→ **Task to carry out**: Where a line below holds the string "this", copy that line.

→ **Information supplied**:
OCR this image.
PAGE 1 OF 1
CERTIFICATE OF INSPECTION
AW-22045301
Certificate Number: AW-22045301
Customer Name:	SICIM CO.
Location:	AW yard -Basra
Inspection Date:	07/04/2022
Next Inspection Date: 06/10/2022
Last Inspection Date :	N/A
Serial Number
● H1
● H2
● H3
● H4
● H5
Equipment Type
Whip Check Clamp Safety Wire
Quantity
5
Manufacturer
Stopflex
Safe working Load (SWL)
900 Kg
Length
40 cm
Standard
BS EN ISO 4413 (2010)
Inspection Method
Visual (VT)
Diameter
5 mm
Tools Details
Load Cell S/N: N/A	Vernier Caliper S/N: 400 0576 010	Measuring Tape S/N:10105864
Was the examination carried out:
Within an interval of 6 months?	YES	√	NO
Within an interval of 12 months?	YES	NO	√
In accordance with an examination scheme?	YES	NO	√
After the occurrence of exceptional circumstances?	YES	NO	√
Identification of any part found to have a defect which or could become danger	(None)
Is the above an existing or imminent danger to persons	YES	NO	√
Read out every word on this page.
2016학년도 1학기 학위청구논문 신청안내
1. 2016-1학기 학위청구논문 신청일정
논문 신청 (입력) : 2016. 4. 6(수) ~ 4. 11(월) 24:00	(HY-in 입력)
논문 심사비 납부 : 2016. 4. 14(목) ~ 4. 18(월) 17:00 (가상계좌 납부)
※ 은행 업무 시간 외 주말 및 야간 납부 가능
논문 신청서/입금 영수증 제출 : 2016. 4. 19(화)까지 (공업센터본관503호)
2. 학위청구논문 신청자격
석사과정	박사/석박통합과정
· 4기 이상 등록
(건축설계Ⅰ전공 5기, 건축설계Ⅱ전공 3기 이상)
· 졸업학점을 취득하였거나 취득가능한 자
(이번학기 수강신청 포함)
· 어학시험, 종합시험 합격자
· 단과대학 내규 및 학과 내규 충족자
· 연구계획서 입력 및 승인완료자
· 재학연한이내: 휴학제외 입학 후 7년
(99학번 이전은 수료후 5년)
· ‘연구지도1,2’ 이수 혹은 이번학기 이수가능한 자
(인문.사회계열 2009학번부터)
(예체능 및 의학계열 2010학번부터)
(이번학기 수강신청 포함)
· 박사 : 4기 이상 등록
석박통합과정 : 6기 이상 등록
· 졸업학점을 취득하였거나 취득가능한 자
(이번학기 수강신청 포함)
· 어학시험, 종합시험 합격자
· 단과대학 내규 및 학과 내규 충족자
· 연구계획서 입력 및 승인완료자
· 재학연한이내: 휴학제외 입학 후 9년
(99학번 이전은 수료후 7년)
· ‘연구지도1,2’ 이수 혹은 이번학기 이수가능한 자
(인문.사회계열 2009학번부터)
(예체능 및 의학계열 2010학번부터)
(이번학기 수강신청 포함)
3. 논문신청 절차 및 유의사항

→ **Solution to the exercise**:
OCR this image.
Read out every word on this page.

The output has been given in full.